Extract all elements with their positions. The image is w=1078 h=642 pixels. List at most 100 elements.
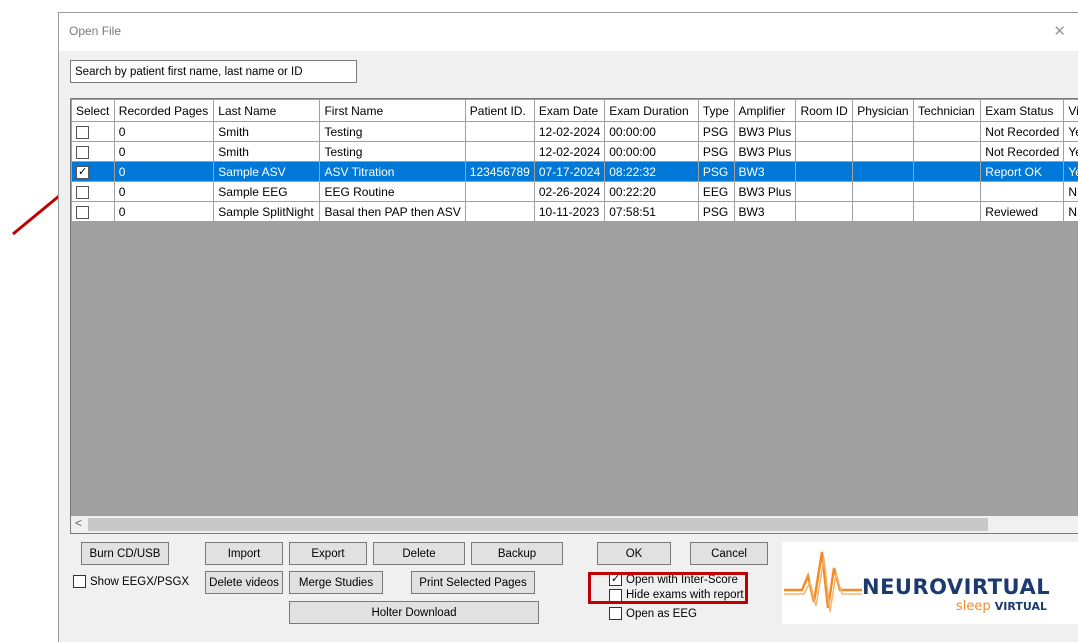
table-cell: Ye [1064, 142, 1078, 162]
table-cell: 10-11-2023 [534, 202, 604, 222]
table-cell: 12-02-2024 [534, 122, 604, 142]
column-header[interactable]: Exam Date [534, 100, 604, 122]
row-select-checkbox[interactable] [76, 126, 89, 139]
table-cell: BW3 [734, 162, 796, 182]
close-icon[interactable]: ✕ [1053, 22, 1066, 40]
table-cell: BW3 [734, 202, 796, 222]
import-button[interactable]: Import [205, 542, 283, 565]
search-input[interactable] [70, 60, 357, 83]
scrollbar-thumb[interactable] [88, 518, 988, 531]
table-cell: 123456789 [465, 162, 534, 182]
table-cell: 08:22:32 [605, 162, 699, 182]
delete-button[interactable]: Delete [373, 542, 465, 565]
table-cell [914, 122, 981, 142]
table-row[interactable]: 0Sample EEGEEG Routine02-26-202400:22:20… [72, 182, 1078, 202]
table-cell: N [1064, 182, 1078, 202]
table-row[interactable]: 0SmithTesting12-02-202400:00:00PSGBW3 Pl… [72, 142, 1078, 162]
ok-button[interactable]: OK [597, 542, 671, 565]
select-cell[interactable] [72, 122, 115, 142]
holter-download-button[interactable]: Holter Download [289, 601, 539, 624]
table-cell [796, 142, 853, 162]
row-select-checkbox[interactable] [76, 206, 89, 219]
table-cell: Smith [214, 142, 320, 162]
cancel-button[interactable]: Cancel [690, 542, 768, 565]
table-cell: 07-17-2024 [534, 162, 604, 182]
logo-subtitle: sleep VIRTUAL [956, 599, 1047, 614]
export-button[interactable]: Export [289, 542, 367, 565]
show-eegx-box[interactable] [73, 575, 86, 588]
open-as-eeg-box[interactable] [609, 607, 622, 620]
print-selected-pages-button[interactable]: Print Selected Pages [411, 571, 535, 594]
select-cell[interactable] [72, 182, 115, 202]
delete-videos-button[interactable]: Delete videos [205, 571, 283, 594]
open-as-eeg-label: Open as EEG [626, 608, 697, 620]
table-cell: Sample EEG [214, 182, 320, 202]
select-cell[interactable] [72, 142, 115, 162]
column-header[interactable]: Room ID [796, 100, 853, 122]
table-cell: Not Recorded [981, 142, 1064, 162]
title-bar: Open File ✕ [59, 13, 1078, 51]
annotation-highlight-box [588, 572, 748, 604]
table-cell [465, 122, 534, 142]
table-cell: 0 [114, 162, 213, 182]
table-cell [981, 182, 1064, 202]
table-cell [853, 182, 914, 202]
show-eegx-checkbox[interactable]: Show EEGX/PSGX [73, 575, 189, 588]
table-cell: PSG [698, 202, 734, 222]
column-header[interactable]: Recorded Pages [114, 100, 213, 122]
table-cell: 0 [114, 182, 213, 202]
table-cell: Ye [1064, 122, 1078, 142]
column-header[interactable]: Type [698, 100, 734, 122]
table-row[interactable]: 0Sample SplitNightBasal then PAP then AS… [72, 202, 1078, 222]
scroll-left-icon[interactable]: < [75, 516, 82, 530]
table-cell: Basal then PAP then ASV [320, 202, 465, 222]
table-cell [465, 202, 534, 222]
column-header[interactable]: First Name [320, 100, 465, 122]
logo-sub-sleep: sleep [956, 599, 991, 614]
table-cell [914, 162, 981, 182]
table-cell: BW3 Plus [734, 122, 796, 142]
merge-studies-button[interactable]: Merge Studies [289, 571, 383, 594]
table-cell: 12-02-2024 [534, 142, 604, 162]
table-cell [914, 202, 981, 222]
select-cell[interactable] [72, 202, 115, 222]
column-header[interactable]: Exam Status [981, 100, 1064, 122]
table-row[interactable]: ✓0Sample ASVASV Titration12345678907-17-… [72, 162, 1078, 182]
table-cell [796, 122, 853, 142]
table-cell [465, 182, 534, 202]
table-row[interactable]: 0SmithTesting12-02-202400:00:00PSGBW3 Pl… [72, 122, 1078, 142]
row-select-checkbox[interactable] [76, 186, 89, 199]
table-cell: Smith [214, 122, 320, 142]
column-header[interactable]: Physician [853, 100, 914, 122]
column-header[interactable]: Technician [914, 100, 981, 122]
column-header[interactable]: Last Name [214, 100, 320, 122]
table-cell: 07:58:51 [605, 202, 699, 222]
column-header[interactable]: Amplifier [734, 100, 796, 122]
checkmark-icon: ✓ [78, 167, 87, 178]
dialog-title: Open File [69, 24, 121, 38]
table-cell: PSG [698, 142, 734, 162]
neurovirtual-logo: NEUROVIRTUAL sleep VIRTUAL [782, 542, 1078, 624]
column-header[interactable]: Patient ID. [465, 100, 534, 122]
table-cell: 02-26-2024 [534, 182, 604, 202]
table-cell: BW3 Plus [734, 182, 796, 202]
column-header[interactable]: Select [72, 100, 115, 122]
backup-button[interactable]: Backup [471, 542, 563, 565]
table-cell: BW3 Plus [734, 142, 796, 162]
table-cell: Reviewed [981, 202, 1064, 222]
column-header[interactable]: Vi [1064, 100, 1078, 122]
table-cell: 0 [114, 122, 213, 142]
burn-cd-usb-button[interactable]: Burn CD/USB [81, 542, 169, 565]
horizontal-scrollbar[interactable]: < > [71, 516, 1078, 533]
table-cell [465, 142, 534, 162]
open-as-eeg-checkbox[interactable]: Open as EEG [609, 607, 697, 620]
exam-table: SelectRecorded PagesLast NameFirst NameP… [70, 98, 1078, 534]
table-cell [853, 202, 914, 222]
row-select-checkbox[interactable]: ✓ [76, 166, 89, 179]
row-select-checkbox[interactable] [76, 146, 89, 159]
column-header[interactable]: Exam Duration [605, 100, 699, 122]
table-cell: Sample ASV [214, 162, 320, 182]
table-cell: EEG [698, 182, 734, 202]
select-cell[interactable]: ✓ [72, 162, 115, 182]
table-cell: Testing [320, 122, 465, 142]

**Exercise goal**
Reproduce every one of the rows above, swapping "table-cell" for "grid-cell" wherever it occurs and keeping everything else identical. Omit the pictures.

**Answer to this task**
Extract all elements with their positions. The image is w=1078 h=642 pixels. List at most 100 elements.
grid-cell: Ye [1064, 142, 1078, 162]
grid-cell: 10-11-2023 [534, 202, 604, 222]
grid-cell: 12-02-2024 [534, 122, 604, 142]
column-header[interactable]: Exam Date [534, 100, 604, 122]
row-select-checkbox[interactable] [76, 126, 89, 139]
grid-cell: BW3 [734, 162, 796, 182]
close-icon[interactable]: ✕ [1053, 22, 1066, 40]
grid-cell: BW3 [734, 202, 796, 222]
import-button[interactable]: Import [205, 542, 283, 565]
search-input[interactable] [70, 60, 357, 83]
scrollbar-thumb[interactable] [88, 518, 988, 531]
grid-cell: 123456789 [465, 162, 534, 182]
grid-cell: 08:22:32 [605, 162, 699, 182]
delete-button[interactable]: Delete [373, 542, 465, 565]
grid-cell [914, 122, 981, 142]
table-row[interactable]: 0Sample EEGEEG Routine02-26-202400:22:20… [72, 182, 1078, 202]
grid-cell: N [1064, 182, 1078, 202]
table-row[interactable]: 0SmithTesting12-02-202400:00:00PSGBW3 Pl… [72, 142, 1078, 162]
ok-button[interactable]: OK [597, 542, 671, 565]
select-cell[interactable] [72, 122, 115, 142]
holter-download-button[interactable]: Holter Download [289, 601, 539, 624]
grid-cell [796, 142, 853, 162]
row-select-checkbox[interactable] [76, 206, 89, 219]
grid-cell: Smith [214, 142, 320, 162]
cancel-button[interactable]: Cancel [690, 542, 768, 565]
grid-cell: 07-17-2024 [534, 162, 604, 182]
logo-subtitle: sleep VIRTUAL [956, 599, 1047, 614]
export-button[interactable]: Export [289, 542, 367, 565]
show-eegx-box[interactable] [73, 575, 86, 588]
open-as-eeg-box[interactable] [609, 607, 622, 620]
print-selected-pages-button[interactable]: Print Selected Pages [411, 571, 535, 594]
select-cell[interactable] [72, 182, 115, 202]
delete-videos-button[interactable]: Delete videos [205, 571, 283, 594]
open-as-eeg-label: Open as EEG [626, 608, 697, 620]
grid-cell: Sample EEG [214, 182, 320, 202]
select-cell[interactable] [72, 142, 115, 162]
column-header[interactable]: Room ID [796, 100, 853, 122]
grid-cell: Not Recorded [981, 142, 1064, 162]
title-bar: Open File ✕ [59, 13, 1078, 51]
annotation-highlight-box [588, 572, 748, 604]
grid-cell [465, 122, 534, 142]
grid-cell: 0 [114, 162, 213, 182]
grid-cell [981, 182, 1064, 202]
grid-cell [853, 182, 914, 202]
show-eegx-checkbox[interactable]: Show EEGX/PSGX [73, 575, 189, 588]
grid-cell: PSG [698, 202, 734, 222]
column-header[interactable]: Recorded Pages [114, 100, 213, 122]
grid-cell: 0 [114, 182, 213, 202]
grid-cell: Ye [1064, 122, 1078, 142]
column-header[interactable]: Type [698, 100, 734, 122]
table-row[interactable]: 0Sample SplitNightBasal then PAP then AS… [72, 202, 1078, 222]
scroll-left-icon[interactable]: < [75, 516, 82, 530]
grid-cell: Basal then PAP then ASV [320, 202, 465, 222]
grid-cell [465, 202, 534, 222]
column-header[interactable]: First Name [320, 100, 465, 122]
logo-sub-sleep: sleep [956, 599, 991, 614]
grid-cell [914, 162, 981, 182]
grid-cell: BW3 Plus [734, 122, 796, 142]
merge-studies-button[interactable]: Merge Studies [289, 571, 383, 594]
grid-cell: 12-02-2024 [534, 142, 604, 162]
grid-cell [914, 202, 981, 222]
select-cell[interactable] [72, 202, 115, 222]
column-header[interactable]: Exam Status [981, 100, 1064, 122]
table-row[interactable]: ✓0Sample ASVASV Titration12345678907-17-… [72, 162, 1078, 182]
grid-cell [796, 122, 853, 142]
grid-cell [465, 182, 534, 202]
table-row[interactable]: 0SmithTesting12-02-202400:00:00PSGBW3 Pl… [72, 122, 1078, 142]
row-select-checkbox[interactable] [76, 186, 89, 199]
grid-cell: Smith [214, 122, 320, 142]
column-header[interactable]: Physician [853, 100, 914, 122]
column-header[interactable]: Technician [914, 100, 981, 122]
column-header[interactable]: Last Name [214, 100, 320, 122]
grid-cell: 07:58:51 [605, 202, 699, 222]
column-header[interactable]: Amplifier [734, 100, 796, 122]
checkmark-icon: ✓ [78, 167, 87, 178]
dialog-title: Open File [69, 24, 121, 38]
grid-cell: PSG [698, 142, 734, 162]
neurovirtual-logo: NEUROVIRTUAL sleep VIRTUAL [782, 542, 1078, 624]
column-header[interactable]: Patient ID. [465, 100, 534, 122]
grid-cell: 02-26-2024 [534, 182, 604, 202]
grid-cell: BW3 Plus [734, 182, 796, 202]
column-header[interactable]: Select [72, 100, 115, 122]
backup-button[interactable]: Backup [471, 542, 563, 565]
grid-cell: BW3 Plus [734, 142, 796, 162]
grid-cell: Reviewed [981, 202, 1064, 222]
column-header[interactable]: Vi [1064, 100, 1078, 122]
grid-cell: 0 [114, 122, 213, 142]
burn-cd-usb-button[interactable]: Burn CD/USB [81, 542, 169, 565]
horizontal-scrollbar[interactable]: < > [71, 516, 1078, 533]
grid-cell [465, 142, 534, 162]
open-as-eeg-checkbox[interactable]: Open as EEG [609, 607, 697, 620]
exam-table: SelectRecorded PagesLast NameFirst NameP… [70, 98, 1078, 534]
grid-cell [853, 202, 914, 222]
row-select-checkbox[interactable]: ✓ [76, 166, 89, 179]
row-select-checkbox[interactable] [76, 146, 89, 159]
column-header[interactable]: Exam Duration [605, 100, 699, 122]
grid-cell: Sample ASV [214, 162, 320, 182]
grid-cell: EEG [698, 182, 734, 202]
select-cell[interactable]: ✓ [72, 162, 115, 182]
grid-cell: Testing [320, 122, 465, 142]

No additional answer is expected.